**TESTO CITATO**
Su coloro che abitavano in terra tenebrosa una luce rifulse

25-12-2015 Veglia di Natale di don Fabio Pieroni

Lc 2,1-14

In quei giorni un decreto di Cesare Augusto ordinò che si facesse il censimento di tutta la terra. Questo primo censimento fu fatto quando era governatore della Siria Quirinio. Andavano tutti a farsi registrare, ciascuno nella sua città. Anche Giuseppe, che era della casa e della famiglia di Davide, dalla città di Nazaret e dalla Galilea salì in Giudea alla città di Davide, chiamata Betlemme, per farsi registrare insieme con Maria sua sposa, che era incinta. Ora, mentre si trovavano in quel luogo, si compirono per lei i giorni del parto. Diede alla luce il suo figlio primogenito, lo avvolse in fasce e lo depose in una mangiatoia, perché non c'era posto per loro nell'albergo. C'erano in quella regione alcuni pastori che vegliavano di notte facendo la guardia al loro gregge. Un angelo del Signore si presentò davanti a loro e la gloria del Signore li avvolse di luce. Essi furono presi da grande spavento, ma l'angelo disse loro: «Non temete, ecco vi annunzio una grande gioia, che sarà di tutto il popolo: oggi vi è nato nella città di Davide un salvatore, che è il Cristo Signore. Questo per voi il segno: troverete un bambino avvolto in fasce, che giace in una mangiatoia». E subito apparve con l'angelo una moltitudine dell'esercito celeste che lodava Dio e diceva: «Gloria a Dio nel più alto dei cieli e pace in terra agli uomini che egli ama».

**COMPITO DA SVOLGERE**
Rispondi per favore a queste domande sul testo citato:
1. Chi era governatore della Siria quando fu fatto il primo censimento?
2. Da quale città partì Giuseppe per farsi registrare?
3. Quale segno l'angelo dà ai pastori?

**DATI FORNITI**
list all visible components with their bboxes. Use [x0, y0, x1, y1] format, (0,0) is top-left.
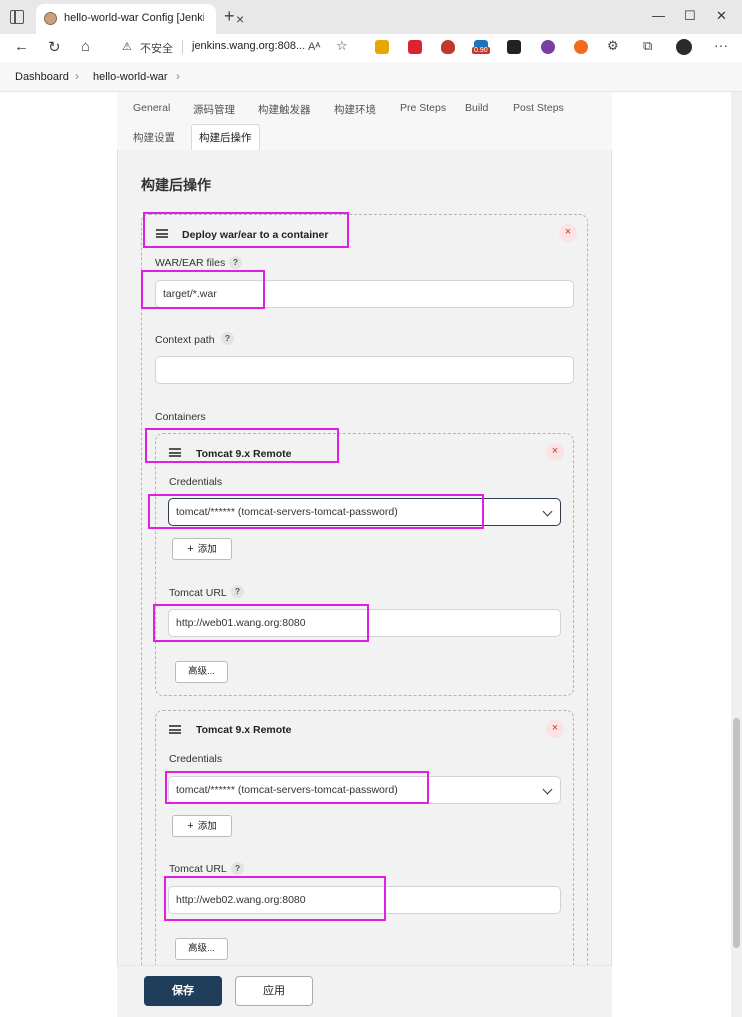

**SOLUZIONE SCRITTA**
1. Quirinio.
2. Da Nazaret, in Galilea.
3. Troveranno un bambino avvolto in fasce, che giace in una mangiatoia.